[Box annotation data]

_ _ _

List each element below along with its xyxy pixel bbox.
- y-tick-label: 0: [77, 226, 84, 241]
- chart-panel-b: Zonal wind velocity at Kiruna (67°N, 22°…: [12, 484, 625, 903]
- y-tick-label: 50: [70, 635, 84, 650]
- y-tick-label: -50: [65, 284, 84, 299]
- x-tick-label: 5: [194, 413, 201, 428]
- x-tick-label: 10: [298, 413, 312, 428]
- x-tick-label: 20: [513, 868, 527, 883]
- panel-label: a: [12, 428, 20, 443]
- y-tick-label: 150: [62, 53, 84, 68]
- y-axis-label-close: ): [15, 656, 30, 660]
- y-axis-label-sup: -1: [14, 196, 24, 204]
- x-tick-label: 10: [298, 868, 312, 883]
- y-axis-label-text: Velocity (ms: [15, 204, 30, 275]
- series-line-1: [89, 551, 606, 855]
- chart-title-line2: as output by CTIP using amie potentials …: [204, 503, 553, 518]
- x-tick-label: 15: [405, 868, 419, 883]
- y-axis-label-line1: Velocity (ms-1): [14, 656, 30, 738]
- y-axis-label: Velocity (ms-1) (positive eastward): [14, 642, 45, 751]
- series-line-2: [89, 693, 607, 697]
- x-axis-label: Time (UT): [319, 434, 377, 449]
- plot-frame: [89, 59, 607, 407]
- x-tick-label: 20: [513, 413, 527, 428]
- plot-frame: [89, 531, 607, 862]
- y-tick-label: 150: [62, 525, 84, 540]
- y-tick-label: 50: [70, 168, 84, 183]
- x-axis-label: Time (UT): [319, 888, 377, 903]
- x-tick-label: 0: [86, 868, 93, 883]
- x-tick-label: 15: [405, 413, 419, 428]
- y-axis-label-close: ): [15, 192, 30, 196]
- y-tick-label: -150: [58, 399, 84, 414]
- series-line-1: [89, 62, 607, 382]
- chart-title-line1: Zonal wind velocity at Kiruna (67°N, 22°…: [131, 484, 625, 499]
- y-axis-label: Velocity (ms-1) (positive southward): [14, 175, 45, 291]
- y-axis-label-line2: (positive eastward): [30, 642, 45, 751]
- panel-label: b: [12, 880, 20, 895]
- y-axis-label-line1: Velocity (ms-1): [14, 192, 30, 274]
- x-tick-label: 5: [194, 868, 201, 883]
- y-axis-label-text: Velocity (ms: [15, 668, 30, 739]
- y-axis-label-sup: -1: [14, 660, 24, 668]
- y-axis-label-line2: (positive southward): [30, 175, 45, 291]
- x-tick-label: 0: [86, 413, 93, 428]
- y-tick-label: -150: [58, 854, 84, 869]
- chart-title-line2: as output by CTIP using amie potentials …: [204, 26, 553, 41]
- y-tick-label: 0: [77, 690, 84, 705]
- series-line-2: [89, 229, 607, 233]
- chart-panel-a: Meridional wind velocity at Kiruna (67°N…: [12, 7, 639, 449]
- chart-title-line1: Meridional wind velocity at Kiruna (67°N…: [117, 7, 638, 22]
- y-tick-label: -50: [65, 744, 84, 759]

_ _ _

▶ _WHAT NEEDS TO BE DONE_
Copy the records from the start through the line containing "- y-tick-label: 50: [70, 168, 84, 183]", including that line, exactly as they appear.

▶ _FULL RESPONSE_
List each element below along with its xyxy pixel bbox.
- y-tick-label: 0: [77, 226, 84, 241]
- chart-panel-b: Zonal wind velocity at Kiruna (67°N, 22°…: [12, 484, 625, 903]
- y-tick-label: 50: [70, 635, 84, 650]
- y-tick-label: -50: [65, 284, 84, 299]
- x-tick-label: 5: [194, 413, 201, 428]
- x-tick-label: 10: [298, 413, 312, 428]
- x-tick-label: 20: [513, 868, 527, 883]
- panel-label: a: [12, 428, 20, 443]
- y-tick-label: 150: [62, 53, 84, 68]
- y-axis-label-close: ): [15, 656, 30, 660]
- y-axis-label-sup: -1: [14, 196, 24, 204]
- x-tick-label: 10: [298, 868, 312, 883]
- y-axis-label-text: Velocity (ms: [15, 204, 30, 275]
- series-line-1: [89, 551, 606, 855]
- chart-title-line2: as output by CTIP using amie potentials …: [204, 503, 553, 518]
- x-tick-label: 15: [405, 868, 419, 883]
- y-axis-label-line1: Velocity (ms-1): [14, 656, 30, 738]
- y-axis-label: Velocity (ms-1) (positive eastward): [14, 642, 45, 751]
- series-line-2: [89, 693, 607, 697]
- x-axis-label: Time (UT): [319, 434, 377, 449]
- plot-frame: [89, 59, 607, 407]
- x-tick-label: 20: [513, 413, 527, 428]
- plot-frame: [89, 531, 607, 862]
- y-tick-label: 150: [62, 525, 84, 540]
- y-tick-label: 50: [70, 168, 84, 183]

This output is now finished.